[Input data]:

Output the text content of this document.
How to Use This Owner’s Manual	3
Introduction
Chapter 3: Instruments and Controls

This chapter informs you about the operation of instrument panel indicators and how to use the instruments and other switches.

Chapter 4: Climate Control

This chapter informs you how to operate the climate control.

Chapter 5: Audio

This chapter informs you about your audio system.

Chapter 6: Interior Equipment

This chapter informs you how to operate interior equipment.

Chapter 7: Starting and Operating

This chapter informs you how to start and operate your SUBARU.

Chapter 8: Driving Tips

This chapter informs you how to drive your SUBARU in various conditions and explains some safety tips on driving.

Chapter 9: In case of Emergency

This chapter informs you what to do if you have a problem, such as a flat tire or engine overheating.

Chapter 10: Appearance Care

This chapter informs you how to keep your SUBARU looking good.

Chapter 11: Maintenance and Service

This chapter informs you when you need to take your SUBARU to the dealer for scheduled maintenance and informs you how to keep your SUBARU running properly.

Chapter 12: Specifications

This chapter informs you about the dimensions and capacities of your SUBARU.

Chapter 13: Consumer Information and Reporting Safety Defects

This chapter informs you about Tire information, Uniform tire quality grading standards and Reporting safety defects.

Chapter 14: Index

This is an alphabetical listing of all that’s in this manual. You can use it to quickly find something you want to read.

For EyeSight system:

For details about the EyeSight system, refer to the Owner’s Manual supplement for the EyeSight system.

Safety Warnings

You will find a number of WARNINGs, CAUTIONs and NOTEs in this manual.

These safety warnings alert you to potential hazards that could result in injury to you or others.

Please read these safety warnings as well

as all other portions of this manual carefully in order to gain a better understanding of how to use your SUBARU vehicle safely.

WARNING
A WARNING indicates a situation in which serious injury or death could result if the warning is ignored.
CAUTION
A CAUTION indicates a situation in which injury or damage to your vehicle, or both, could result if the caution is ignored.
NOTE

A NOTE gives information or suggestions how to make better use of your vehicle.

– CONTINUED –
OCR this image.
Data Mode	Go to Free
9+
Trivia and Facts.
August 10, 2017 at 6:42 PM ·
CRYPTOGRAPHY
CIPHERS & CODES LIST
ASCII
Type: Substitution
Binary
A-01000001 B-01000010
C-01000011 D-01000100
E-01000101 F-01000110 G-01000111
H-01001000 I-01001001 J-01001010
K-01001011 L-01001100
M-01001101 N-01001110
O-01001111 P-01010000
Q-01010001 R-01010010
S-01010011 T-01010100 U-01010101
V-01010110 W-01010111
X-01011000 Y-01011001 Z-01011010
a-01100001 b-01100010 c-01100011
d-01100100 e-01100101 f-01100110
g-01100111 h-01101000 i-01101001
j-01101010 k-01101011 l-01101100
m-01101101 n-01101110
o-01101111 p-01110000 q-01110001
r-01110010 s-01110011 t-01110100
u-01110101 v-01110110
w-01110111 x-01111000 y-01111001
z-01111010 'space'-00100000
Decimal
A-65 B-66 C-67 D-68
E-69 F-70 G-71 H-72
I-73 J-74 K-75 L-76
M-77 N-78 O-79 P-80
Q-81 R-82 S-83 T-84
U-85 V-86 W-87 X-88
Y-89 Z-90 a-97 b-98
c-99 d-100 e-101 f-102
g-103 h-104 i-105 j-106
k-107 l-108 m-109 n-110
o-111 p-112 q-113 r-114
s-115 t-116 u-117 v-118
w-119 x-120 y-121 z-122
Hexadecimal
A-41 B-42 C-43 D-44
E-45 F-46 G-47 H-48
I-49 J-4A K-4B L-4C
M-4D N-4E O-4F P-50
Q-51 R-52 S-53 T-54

[Short problem]: Every record shown above must be echoed exactly.

[Correct response]:
Output the text content of this document.
How to Use This Owner’s Manual	3
Introduction
Chapter 3: Instruments and Controls

This chapter informs you about the operation of instrument panel indicators and how to use the instruments and other switches.

Chapter 4: Climate Control

This chapter informs you how to operate the climate control.

Chapter 5: Audio

This chapter informs you about your audio system.

Chapter 6: Interior Equipment

This chapter informs you how to operate interior equipment.

Chapter 7: Starting and Operating

This chapter informs you how to start and operate your SUBARU.

Chapter 8: Driving Tips

This chapter informs you how to drive your SUBARU in various conditions and explains some safety tips on driving.

Chapter 9: In case of Emergency

This chapter informs you what to do if you have a problem, such as a flat tire or engine overheating.

Chapter 10: Appearance Care

This chapter informs you how to keep your SUBARU looking good.

Chapter 11: Maintenance and Service

This chapter informs you when you need to take your SUBARU to the dealer for scheduled maintenance and informs you how to keep your SUBARU running properly.

Chapter 12: Specifications

This chapter informs you about the dimensions and capacities of your SUBARU.

Chapter 13: Consumer Information and Reporting Safety Defects

This chapter informs you about Tire information, Uniform tire quality grading standards and Reporting safety defects.

Chapter 14: Index

This is an alphabetical listing of all that’s in this manual. You can use it to quickly find something you want to read.

For EyeSight system:

For details about the EyeSight system, refer to the Owner’s Manual supplement for the EyeSight system.

Safety Warnings

You will find a number of WARNINGs, CAUTIONs and NOTEs in this manual.

These safety warnings alert you to potential hazards that could result in injury to you or others.

Please read these safety warnings as well

as all other portions of this manual carefully in order to gain a better understanding of how to use your SUBARU vehicle safely.

WARNING
A WARNING indicates a situation in which serious injury or death could result if the warning is ignored.
CAUTION
A CAUTION indicates a situation in which injury or damage to your vehicle, or both, could result if the caution is ignored.
NOTE

A NOTE gives information or suggestions how to make better use of your vehicle.

– CONTINUED –
OCR this image.
Data Mode	Go to Free
9+
Trivia and Facts.
August 10, 2017 at 6:42 PM ·
CRYPTOGRAPHY
CIPHERS & CODES LIST
ASCII
Type: Substitution
Binary
A-01000001 B-01000010
C-01000011 D-01000100
E-01000101 F-01000110 G-01000111
H-01001000 I-01001001 J-01001010
K-01001011 L-01001100
M-01001101 N-01001110
O-01001111 P-01010000
Q-01010001 R-01010010
S-01010011 T-01010100 U-01010101
V-01010110 W-01010111
X-01011000 Y-01011001 Z-01011010
a-01100001 b-01100010 c-01100011
d-01100100 e-01100101 f-01100110
g-01100111 h-01101000 i-01101001
j-01101010 k-01101011 l-01101100
m-01101101 n-01101110
o-01101111 p-01110000 q-01110001
r-01110010 s-01110011 t-01110100
u-01110101 v-01110110
w-01110111 x-01111000 y-01111001
z-01111010 'space'-00100000
Decimal
A-65 B-66 C-67 D-68
E-69 F-70 G-71 H-72
I-73 J-74 K-75 L-76
M-77 N-78 O-79 P-80
Q-81 R-82 S-83 T-84
U-85 V-86 W-87 X-88
Y-89 Z-90 a-97 b-98
c-99 d-100 e-101 f-102
g-103 h-104 i-105 j-106
k-107 l-108 m-109 n-110
o-111 p-112 q-113 r-114
s-115 t-116 u-117 v-118
w-119 x-120 y-121 z-122
Hexadecimal
A-41 B-42 C-43 D-44
E-45 F-46 G-47 H-48
I-49 J-4A K-4B L-4C
M-4D N-4E O-4F P-50
Q-51 R-52 S-53 T-54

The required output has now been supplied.